• [Goal]:
Lines holding the string "billions" are the ones to copy from this listing.

• [Source records]:
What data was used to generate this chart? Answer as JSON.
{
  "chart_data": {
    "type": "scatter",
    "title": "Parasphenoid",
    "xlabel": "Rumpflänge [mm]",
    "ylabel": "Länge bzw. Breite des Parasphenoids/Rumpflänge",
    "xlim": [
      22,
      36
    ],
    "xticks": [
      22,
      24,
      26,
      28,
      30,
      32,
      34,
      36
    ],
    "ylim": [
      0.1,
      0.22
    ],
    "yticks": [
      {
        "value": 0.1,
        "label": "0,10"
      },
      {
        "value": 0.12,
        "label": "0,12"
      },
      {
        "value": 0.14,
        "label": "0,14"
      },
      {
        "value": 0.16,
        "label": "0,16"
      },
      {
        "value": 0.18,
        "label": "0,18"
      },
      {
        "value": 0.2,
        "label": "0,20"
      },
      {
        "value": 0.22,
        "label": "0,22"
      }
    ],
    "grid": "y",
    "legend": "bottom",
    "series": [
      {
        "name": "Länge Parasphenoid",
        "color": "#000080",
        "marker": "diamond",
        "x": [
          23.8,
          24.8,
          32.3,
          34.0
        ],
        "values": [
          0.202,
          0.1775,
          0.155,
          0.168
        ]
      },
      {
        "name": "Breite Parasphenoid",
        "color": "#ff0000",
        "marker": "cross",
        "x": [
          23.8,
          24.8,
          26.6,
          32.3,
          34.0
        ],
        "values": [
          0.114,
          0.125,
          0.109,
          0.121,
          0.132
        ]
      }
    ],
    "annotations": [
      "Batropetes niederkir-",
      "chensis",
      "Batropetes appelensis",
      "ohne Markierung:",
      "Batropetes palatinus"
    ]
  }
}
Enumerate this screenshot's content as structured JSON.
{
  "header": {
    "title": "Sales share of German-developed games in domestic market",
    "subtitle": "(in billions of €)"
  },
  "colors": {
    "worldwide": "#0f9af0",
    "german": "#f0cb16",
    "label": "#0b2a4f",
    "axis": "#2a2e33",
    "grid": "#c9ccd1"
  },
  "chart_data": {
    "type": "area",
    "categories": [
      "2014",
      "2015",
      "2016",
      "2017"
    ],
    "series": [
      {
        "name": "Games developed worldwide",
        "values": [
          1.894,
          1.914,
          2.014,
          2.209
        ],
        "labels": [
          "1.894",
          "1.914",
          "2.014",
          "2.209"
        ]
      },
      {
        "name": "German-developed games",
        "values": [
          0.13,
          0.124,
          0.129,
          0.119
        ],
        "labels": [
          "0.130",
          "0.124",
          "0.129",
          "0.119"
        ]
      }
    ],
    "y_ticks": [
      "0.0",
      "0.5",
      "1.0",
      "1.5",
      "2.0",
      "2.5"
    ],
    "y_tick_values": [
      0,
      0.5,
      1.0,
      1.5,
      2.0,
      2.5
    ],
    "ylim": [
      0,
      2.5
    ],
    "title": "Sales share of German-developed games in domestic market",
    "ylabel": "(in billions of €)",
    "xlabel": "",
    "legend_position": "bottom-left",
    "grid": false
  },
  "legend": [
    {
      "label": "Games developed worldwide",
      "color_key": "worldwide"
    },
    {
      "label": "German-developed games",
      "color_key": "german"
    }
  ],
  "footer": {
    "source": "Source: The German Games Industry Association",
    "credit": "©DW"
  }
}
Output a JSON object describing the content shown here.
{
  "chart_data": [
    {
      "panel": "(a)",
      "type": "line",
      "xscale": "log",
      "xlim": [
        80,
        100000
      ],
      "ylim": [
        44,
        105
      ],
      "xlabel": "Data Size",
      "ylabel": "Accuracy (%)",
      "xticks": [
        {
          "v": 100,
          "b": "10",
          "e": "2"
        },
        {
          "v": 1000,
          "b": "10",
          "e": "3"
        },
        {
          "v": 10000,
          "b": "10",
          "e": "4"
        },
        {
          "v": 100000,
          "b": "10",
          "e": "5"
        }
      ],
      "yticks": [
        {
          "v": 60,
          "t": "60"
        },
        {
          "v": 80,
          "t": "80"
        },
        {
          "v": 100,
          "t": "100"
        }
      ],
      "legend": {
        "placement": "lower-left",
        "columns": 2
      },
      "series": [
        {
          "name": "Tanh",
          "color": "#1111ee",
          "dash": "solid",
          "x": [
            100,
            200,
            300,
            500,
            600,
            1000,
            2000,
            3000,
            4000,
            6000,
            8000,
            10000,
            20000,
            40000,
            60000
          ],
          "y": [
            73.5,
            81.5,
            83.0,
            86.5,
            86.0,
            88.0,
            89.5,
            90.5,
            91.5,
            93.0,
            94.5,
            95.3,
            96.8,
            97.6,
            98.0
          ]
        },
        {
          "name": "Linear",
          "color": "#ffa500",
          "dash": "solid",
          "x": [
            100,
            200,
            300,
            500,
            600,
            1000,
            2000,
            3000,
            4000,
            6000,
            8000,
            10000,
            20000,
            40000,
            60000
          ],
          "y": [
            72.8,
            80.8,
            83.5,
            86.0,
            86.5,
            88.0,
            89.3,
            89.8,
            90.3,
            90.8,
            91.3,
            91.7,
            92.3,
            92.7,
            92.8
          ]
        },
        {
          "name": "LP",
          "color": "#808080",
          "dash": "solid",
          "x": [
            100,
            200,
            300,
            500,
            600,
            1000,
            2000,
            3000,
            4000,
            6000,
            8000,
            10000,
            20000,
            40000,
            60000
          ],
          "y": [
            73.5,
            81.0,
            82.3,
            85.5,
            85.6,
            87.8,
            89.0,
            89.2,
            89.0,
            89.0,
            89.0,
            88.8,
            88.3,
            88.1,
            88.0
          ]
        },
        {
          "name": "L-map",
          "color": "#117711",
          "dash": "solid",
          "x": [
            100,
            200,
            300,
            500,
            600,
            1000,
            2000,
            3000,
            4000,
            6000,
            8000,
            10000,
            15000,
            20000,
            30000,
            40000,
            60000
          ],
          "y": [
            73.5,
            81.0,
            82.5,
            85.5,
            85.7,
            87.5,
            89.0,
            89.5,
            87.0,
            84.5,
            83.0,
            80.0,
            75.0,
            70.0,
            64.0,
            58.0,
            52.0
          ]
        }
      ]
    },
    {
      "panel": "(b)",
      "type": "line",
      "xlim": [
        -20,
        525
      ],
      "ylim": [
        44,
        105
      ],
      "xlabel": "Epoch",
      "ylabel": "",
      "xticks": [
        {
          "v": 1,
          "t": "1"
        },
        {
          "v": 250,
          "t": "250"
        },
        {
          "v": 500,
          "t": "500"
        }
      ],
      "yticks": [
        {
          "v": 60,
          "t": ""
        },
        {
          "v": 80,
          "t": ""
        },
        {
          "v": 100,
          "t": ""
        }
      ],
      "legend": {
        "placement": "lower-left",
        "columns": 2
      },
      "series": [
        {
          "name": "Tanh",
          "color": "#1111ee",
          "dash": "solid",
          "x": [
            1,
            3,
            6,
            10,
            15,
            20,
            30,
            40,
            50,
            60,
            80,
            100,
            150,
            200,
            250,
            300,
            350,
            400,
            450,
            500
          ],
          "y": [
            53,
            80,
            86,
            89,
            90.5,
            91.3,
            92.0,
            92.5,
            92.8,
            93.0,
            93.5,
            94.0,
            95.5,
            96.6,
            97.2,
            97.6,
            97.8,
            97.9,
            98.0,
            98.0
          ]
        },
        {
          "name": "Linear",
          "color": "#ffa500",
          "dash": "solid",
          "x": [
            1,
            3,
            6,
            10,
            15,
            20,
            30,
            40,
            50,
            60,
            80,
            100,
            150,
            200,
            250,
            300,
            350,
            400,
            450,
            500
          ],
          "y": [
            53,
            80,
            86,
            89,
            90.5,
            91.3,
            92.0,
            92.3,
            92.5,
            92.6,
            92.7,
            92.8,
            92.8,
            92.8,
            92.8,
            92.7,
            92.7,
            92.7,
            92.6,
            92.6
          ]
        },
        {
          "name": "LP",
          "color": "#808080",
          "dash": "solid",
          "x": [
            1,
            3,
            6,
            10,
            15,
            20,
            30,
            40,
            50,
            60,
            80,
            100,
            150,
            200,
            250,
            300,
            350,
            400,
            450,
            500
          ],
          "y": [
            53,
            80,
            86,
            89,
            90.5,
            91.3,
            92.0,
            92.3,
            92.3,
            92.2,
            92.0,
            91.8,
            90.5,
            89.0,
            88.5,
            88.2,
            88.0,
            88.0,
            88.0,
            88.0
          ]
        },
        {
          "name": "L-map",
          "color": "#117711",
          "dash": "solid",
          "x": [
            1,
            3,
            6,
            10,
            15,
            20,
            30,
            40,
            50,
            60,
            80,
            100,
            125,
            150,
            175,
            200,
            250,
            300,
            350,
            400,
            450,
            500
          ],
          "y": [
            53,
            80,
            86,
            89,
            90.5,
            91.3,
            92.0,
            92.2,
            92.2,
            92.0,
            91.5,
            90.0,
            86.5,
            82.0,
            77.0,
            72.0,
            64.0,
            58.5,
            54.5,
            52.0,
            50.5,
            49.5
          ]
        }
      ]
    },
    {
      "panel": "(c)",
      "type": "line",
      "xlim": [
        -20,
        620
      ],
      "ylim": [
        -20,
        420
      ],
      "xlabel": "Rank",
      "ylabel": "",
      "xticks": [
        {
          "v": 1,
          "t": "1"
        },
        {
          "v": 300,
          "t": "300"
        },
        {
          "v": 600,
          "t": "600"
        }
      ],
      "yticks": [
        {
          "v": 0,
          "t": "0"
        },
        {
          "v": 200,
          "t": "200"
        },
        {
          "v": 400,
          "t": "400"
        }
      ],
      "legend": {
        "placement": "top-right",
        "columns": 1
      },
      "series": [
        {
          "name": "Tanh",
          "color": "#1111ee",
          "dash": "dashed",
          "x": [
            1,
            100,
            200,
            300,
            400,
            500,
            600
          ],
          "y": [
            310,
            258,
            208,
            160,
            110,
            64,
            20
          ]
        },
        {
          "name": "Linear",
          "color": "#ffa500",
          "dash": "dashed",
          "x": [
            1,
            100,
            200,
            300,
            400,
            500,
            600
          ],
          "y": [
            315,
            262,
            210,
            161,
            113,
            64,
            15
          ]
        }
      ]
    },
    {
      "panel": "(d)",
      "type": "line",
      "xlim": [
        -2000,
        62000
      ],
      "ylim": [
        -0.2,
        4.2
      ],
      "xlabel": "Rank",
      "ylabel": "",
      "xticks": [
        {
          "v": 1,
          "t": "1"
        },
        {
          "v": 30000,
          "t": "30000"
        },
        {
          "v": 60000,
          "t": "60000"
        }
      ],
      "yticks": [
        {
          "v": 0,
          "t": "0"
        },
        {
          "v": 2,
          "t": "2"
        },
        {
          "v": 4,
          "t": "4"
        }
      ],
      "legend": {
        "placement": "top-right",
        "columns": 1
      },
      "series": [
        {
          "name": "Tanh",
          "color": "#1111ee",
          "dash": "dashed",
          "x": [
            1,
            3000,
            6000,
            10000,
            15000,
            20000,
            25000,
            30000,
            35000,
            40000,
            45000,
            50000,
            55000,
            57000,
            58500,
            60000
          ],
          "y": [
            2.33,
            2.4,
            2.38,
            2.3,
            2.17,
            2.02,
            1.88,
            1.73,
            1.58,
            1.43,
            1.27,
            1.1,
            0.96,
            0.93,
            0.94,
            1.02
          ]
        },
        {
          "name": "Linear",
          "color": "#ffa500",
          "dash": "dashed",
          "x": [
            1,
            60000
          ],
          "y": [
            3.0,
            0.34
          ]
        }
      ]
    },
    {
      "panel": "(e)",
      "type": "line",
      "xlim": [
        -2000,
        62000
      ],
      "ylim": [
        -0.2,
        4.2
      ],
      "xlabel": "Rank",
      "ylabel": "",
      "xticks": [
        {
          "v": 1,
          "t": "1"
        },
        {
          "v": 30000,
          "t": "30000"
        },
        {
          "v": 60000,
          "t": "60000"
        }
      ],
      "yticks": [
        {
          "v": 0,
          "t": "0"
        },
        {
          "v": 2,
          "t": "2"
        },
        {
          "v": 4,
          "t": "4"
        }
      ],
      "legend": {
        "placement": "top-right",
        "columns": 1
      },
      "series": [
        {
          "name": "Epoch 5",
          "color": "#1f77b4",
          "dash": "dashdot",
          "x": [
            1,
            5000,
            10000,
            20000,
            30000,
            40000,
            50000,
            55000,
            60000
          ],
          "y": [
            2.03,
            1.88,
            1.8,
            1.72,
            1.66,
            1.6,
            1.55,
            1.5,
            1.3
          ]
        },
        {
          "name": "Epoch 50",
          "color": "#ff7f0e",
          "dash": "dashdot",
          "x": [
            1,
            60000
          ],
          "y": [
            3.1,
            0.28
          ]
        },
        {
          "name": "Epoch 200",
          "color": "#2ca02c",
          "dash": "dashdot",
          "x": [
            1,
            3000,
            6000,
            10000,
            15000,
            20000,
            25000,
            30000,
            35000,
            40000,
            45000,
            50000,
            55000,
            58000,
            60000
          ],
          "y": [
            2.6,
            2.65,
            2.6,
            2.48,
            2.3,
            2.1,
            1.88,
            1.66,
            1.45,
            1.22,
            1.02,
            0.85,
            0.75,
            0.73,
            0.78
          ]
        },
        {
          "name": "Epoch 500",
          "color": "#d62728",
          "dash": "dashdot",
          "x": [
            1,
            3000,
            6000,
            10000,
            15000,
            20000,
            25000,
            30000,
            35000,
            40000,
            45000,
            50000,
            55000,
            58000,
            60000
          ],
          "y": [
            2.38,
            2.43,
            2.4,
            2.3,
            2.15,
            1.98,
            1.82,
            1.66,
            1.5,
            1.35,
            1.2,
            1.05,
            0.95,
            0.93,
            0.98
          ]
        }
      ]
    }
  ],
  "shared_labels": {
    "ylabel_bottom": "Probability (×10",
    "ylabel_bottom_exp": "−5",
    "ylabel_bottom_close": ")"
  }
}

• [Answer to the problem]:
    "subtitle": "(in billions of €)"
    "ylabel": "(in billions of €)",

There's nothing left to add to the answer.